Entries with figure data
******************************
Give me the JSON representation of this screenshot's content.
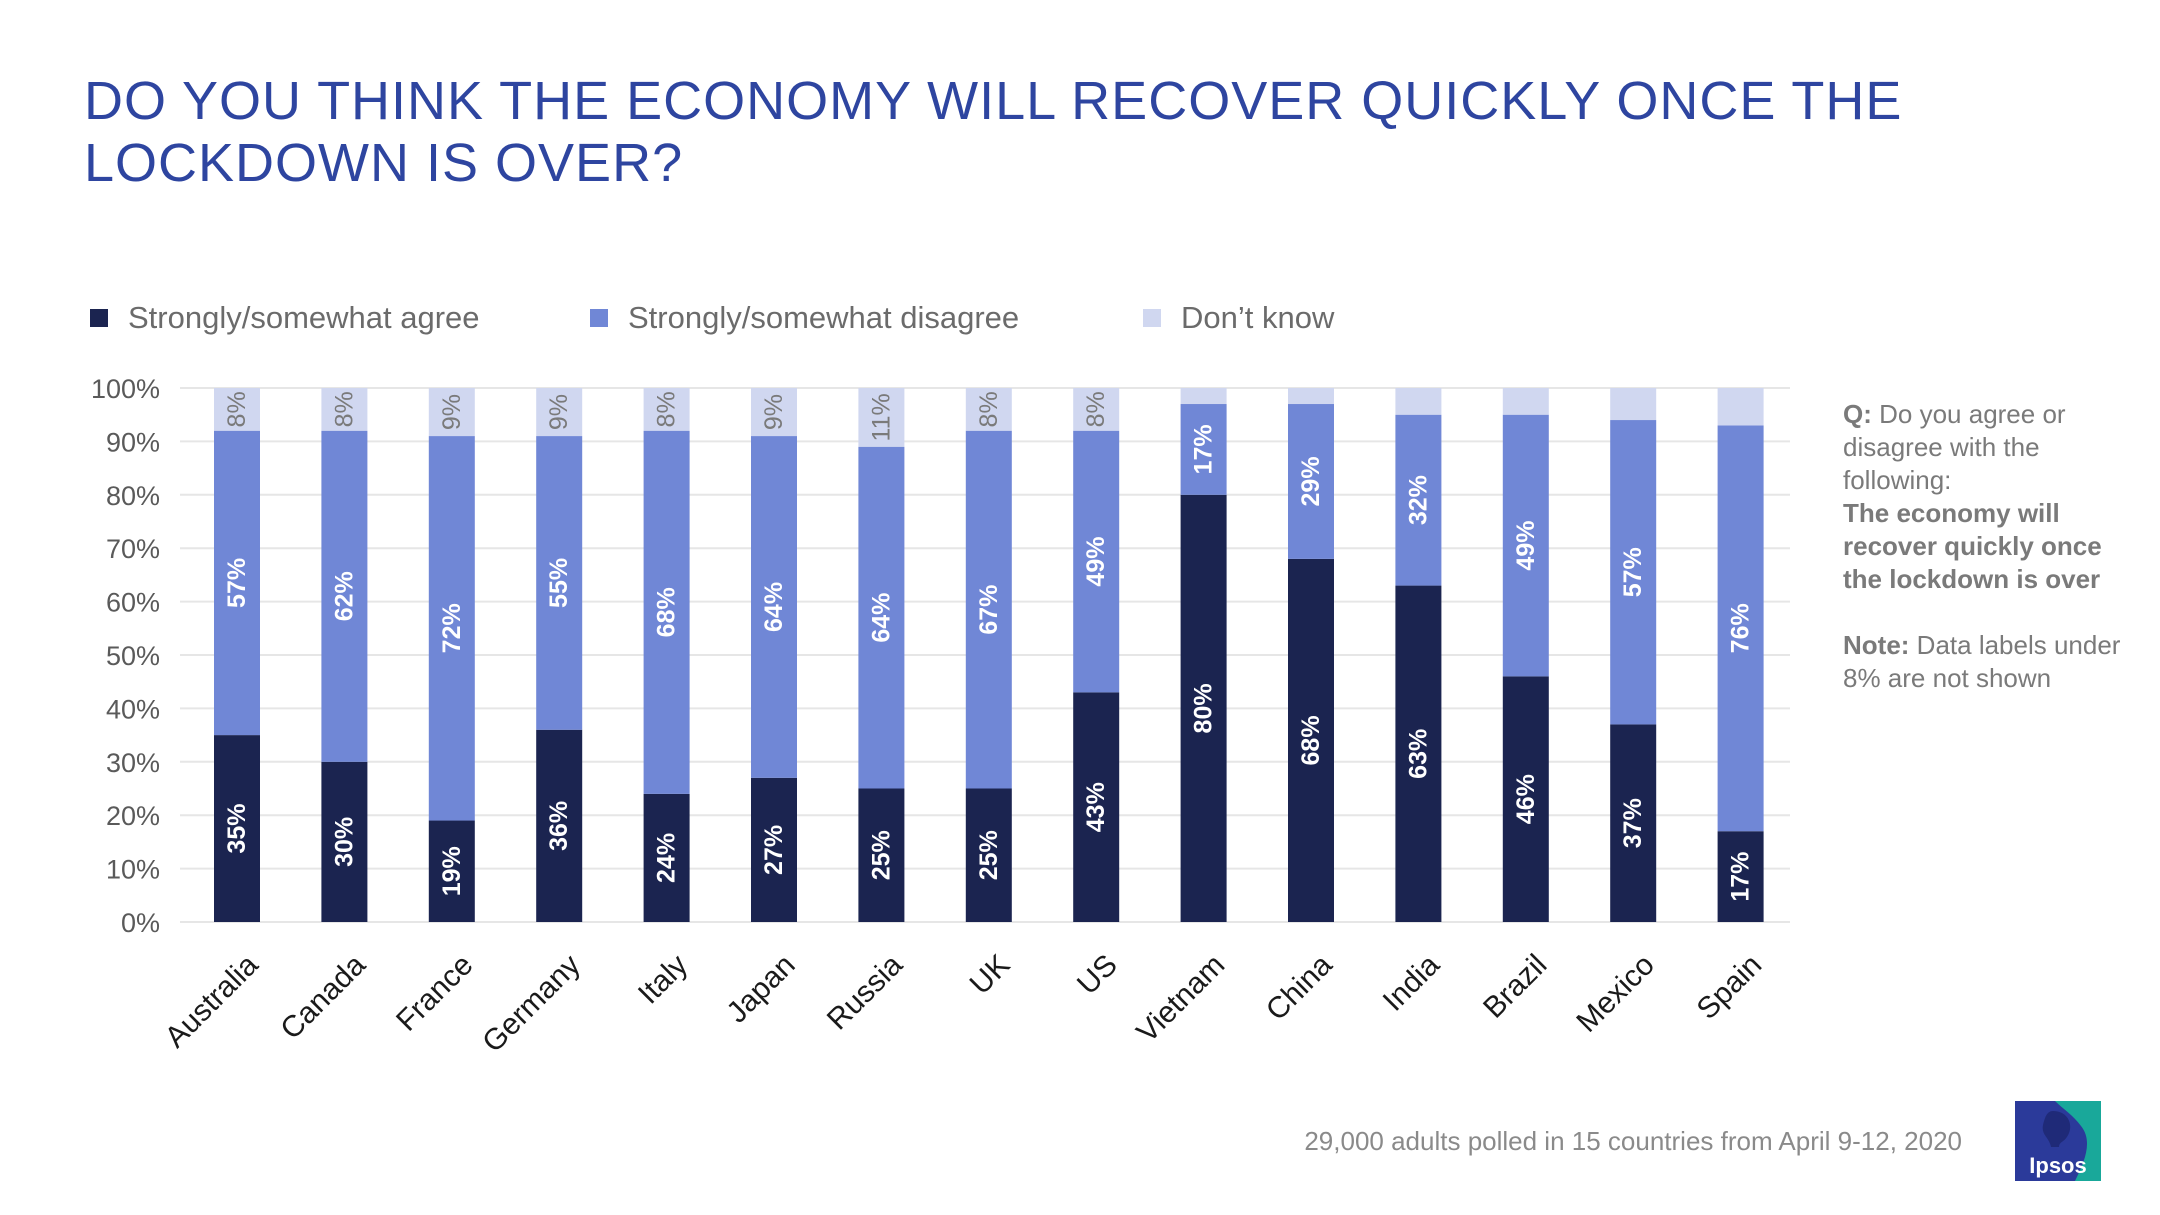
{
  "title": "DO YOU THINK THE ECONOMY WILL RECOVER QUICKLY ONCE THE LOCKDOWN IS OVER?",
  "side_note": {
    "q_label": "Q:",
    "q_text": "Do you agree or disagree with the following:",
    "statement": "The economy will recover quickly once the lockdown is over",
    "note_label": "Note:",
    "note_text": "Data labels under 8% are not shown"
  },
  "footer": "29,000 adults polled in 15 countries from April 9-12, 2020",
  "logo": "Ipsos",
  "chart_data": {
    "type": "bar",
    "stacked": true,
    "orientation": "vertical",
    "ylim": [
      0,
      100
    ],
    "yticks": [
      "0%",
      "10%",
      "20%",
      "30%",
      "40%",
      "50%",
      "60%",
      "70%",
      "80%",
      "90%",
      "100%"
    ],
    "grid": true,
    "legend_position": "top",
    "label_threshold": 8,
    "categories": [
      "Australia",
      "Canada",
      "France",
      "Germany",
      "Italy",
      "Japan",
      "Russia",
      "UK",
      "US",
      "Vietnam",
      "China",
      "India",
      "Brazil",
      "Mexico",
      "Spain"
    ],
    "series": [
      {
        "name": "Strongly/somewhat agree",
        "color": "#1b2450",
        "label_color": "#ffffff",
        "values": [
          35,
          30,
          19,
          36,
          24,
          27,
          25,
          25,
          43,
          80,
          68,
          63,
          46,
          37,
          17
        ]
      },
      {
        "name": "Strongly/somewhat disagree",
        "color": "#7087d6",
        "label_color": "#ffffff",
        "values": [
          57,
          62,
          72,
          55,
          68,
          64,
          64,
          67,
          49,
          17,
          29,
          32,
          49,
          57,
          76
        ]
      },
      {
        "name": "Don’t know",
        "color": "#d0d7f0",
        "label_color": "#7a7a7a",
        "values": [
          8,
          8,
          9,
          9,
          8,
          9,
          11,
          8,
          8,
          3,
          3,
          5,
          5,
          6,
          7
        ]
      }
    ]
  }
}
******************************
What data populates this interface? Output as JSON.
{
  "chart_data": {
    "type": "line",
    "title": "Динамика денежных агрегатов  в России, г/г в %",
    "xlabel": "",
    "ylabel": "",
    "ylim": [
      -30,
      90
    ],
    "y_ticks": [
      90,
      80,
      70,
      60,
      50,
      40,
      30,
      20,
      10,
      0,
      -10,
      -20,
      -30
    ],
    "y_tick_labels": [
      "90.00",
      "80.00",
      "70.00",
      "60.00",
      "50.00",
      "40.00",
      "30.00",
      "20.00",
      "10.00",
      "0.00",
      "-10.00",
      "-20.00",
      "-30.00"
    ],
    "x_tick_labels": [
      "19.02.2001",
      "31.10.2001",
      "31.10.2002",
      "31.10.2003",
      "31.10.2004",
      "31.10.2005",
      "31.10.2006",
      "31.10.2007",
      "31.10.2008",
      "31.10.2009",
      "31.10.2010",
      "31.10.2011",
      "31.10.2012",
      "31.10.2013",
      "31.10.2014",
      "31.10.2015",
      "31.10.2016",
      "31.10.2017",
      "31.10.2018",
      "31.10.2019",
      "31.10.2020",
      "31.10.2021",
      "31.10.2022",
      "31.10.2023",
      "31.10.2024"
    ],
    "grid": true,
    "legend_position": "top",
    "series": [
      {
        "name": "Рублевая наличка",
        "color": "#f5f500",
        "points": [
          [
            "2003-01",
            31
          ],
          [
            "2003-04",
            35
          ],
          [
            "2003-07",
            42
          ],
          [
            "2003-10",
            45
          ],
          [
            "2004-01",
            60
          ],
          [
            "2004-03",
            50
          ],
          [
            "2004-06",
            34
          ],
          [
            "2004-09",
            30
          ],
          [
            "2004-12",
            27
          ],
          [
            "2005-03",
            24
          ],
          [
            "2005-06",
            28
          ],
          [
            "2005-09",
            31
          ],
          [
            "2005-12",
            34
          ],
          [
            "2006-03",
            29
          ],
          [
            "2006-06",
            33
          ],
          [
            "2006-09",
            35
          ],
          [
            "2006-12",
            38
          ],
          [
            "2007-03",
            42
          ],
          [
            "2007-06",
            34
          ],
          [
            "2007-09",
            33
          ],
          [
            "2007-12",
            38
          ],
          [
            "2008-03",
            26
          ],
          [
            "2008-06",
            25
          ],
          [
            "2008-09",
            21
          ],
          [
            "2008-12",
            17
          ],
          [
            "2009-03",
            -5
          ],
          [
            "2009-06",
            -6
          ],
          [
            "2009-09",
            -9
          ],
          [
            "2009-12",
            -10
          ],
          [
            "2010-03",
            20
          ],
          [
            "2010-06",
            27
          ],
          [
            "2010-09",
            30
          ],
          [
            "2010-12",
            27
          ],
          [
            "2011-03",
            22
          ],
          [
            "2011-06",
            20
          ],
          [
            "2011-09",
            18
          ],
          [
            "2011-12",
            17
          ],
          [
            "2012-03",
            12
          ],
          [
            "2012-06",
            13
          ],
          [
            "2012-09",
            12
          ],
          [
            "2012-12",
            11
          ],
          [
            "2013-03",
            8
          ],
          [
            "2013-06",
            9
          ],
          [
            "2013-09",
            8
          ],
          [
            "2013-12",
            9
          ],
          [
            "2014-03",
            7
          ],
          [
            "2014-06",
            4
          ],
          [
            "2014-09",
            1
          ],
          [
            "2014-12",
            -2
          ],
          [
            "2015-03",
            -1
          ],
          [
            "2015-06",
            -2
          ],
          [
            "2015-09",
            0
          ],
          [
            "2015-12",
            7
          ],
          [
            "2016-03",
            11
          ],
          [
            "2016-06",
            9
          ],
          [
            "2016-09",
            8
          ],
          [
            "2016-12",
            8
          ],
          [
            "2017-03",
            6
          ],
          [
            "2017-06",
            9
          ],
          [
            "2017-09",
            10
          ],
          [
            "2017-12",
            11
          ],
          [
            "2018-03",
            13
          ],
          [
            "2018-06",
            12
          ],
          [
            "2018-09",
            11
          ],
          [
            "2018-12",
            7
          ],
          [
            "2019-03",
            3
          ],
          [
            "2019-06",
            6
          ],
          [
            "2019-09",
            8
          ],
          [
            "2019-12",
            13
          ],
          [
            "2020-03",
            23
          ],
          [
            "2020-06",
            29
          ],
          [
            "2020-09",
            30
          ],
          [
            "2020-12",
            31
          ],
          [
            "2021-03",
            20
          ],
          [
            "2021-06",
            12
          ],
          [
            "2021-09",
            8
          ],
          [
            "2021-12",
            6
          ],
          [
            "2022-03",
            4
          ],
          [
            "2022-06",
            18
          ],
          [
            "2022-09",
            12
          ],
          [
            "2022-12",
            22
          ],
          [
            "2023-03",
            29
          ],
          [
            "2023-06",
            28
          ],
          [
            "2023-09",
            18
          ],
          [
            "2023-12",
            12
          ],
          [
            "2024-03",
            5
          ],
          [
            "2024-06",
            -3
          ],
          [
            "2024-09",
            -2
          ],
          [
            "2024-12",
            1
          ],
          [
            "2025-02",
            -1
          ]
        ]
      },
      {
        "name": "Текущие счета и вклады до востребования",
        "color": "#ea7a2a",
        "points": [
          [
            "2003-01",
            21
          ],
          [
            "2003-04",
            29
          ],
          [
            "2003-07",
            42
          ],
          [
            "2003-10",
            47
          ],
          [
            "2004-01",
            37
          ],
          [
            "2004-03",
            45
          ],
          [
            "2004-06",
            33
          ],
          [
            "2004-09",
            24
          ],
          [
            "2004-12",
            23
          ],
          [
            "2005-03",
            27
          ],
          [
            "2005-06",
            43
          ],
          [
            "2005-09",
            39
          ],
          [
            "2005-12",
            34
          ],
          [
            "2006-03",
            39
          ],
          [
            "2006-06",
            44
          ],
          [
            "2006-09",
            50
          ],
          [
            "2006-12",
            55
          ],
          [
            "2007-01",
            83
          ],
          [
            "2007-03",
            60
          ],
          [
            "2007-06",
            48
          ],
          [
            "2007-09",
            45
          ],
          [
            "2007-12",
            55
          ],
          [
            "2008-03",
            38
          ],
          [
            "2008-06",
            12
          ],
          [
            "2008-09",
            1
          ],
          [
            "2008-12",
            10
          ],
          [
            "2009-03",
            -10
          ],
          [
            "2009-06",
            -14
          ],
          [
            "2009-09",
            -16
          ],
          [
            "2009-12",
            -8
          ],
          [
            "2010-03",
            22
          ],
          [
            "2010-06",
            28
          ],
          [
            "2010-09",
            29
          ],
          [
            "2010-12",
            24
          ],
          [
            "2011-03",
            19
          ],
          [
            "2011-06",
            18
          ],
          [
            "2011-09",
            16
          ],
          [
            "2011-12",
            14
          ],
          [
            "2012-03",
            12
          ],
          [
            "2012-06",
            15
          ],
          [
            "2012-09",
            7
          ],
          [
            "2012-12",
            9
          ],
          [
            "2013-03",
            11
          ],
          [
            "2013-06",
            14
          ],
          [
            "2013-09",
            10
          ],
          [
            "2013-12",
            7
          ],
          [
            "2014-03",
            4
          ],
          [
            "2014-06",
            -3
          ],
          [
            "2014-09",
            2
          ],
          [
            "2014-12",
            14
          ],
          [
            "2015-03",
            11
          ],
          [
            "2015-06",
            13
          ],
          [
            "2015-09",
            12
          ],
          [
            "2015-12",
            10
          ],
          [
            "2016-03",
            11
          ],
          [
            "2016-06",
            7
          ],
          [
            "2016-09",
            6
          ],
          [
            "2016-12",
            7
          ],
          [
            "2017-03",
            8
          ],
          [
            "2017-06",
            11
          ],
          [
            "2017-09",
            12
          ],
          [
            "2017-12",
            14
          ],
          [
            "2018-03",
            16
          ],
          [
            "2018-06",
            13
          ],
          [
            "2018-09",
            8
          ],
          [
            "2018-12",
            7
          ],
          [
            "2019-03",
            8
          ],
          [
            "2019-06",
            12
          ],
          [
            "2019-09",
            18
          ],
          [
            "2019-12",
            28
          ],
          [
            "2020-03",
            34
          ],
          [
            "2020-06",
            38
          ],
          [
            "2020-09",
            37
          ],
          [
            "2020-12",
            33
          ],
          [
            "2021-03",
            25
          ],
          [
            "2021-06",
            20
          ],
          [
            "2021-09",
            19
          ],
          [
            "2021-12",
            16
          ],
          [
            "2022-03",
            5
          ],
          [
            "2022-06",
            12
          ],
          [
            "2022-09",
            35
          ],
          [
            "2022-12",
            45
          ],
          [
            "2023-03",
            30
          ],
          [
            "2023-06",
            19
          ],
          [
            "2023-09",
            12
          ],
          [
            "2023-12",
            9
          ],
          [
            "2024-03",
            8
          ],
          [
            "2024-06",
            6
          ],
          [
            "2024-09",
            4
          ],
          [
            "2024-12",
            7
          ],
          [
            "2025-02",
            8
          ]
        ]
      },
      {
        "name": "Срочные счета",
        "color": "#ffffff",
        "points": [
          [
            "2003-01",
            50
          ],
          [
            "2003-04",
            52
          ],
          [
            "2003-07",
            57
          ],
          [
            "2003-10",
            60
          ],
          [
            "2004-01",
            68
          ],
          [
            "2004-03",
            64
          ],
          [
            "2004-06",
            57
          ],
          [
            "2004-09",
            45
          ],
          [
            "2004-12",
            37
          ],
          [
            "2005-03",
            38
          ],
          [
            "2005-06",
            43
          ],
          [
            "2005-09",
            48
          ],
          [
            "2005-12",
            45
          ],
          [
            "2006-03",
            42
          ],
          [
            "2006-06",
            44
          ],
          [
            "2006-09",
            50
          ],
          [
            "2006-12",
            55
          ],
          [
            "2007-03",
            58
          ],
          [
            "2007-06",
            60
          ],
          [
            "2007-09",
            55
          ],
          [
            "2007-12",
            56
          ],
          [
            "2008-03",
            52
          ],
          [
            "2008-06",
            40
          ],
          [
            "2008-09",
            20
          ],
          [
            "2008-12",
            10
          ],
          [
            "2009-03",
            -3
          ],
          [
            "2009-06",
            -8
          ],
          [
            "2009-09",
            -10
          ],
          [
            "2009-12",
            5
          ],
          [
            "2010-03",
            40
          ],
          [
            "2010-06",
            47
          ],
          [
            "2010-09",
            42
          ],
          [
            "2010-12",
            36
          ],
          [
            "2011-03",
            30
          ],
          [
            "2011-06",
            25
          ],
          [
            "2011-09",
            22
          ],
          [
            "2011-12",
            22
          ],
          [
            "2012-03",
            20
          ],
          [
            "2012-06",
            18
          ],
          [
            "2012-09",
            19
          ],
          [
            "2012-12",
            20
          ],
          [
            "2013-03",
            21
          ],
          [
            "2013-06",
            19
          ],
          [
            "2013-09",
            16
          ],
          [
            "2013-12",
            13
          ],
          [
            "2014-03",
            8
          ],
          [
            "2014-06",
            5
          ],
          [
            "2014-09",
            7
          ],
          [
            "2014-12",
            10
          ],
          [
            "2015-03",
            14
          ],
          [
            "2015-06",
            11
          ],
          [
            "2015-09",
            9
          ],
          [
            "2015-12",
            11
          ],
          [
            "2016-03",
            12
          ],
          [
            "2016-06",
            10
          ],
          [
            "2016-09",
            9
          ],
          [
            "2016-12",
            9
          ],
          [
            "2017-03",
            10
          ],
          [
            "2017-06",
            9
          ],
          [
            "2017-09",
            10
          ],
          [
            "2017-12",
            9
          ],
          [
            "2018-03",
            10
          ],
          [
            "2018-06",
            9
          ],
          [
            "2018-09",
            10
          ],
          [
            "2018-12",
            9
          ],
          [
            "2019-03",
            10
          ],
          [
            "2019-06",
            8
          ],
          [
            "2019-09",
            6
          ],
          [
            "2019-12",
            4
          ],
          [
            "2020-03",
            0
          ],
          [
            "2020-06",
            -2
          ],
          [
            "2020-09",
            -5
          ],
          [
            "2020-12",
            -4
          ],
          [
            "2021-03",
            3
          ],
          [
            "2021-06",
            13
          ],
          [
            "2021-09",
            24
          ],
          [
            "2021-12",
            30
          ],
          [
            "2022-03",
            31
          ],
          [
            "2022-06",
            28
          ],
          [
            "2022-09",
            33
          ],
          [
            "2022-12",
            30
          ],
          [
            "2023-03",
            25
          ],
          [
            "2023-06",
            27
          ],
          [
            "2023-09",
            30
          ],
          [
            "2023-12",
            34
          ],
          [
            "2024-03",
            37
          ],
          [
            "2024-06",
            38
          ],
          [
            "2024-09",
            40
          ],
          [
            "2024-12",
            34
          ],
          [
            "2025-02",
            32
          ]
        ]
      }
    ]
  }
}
******************************
Set task ->
Each line in the entries above that includes the string "disagree" should be extracted.

The reply ->
    "q_text": "Do you agree or disagree with the following:",
        "name": "Strongly/somewhat disagree",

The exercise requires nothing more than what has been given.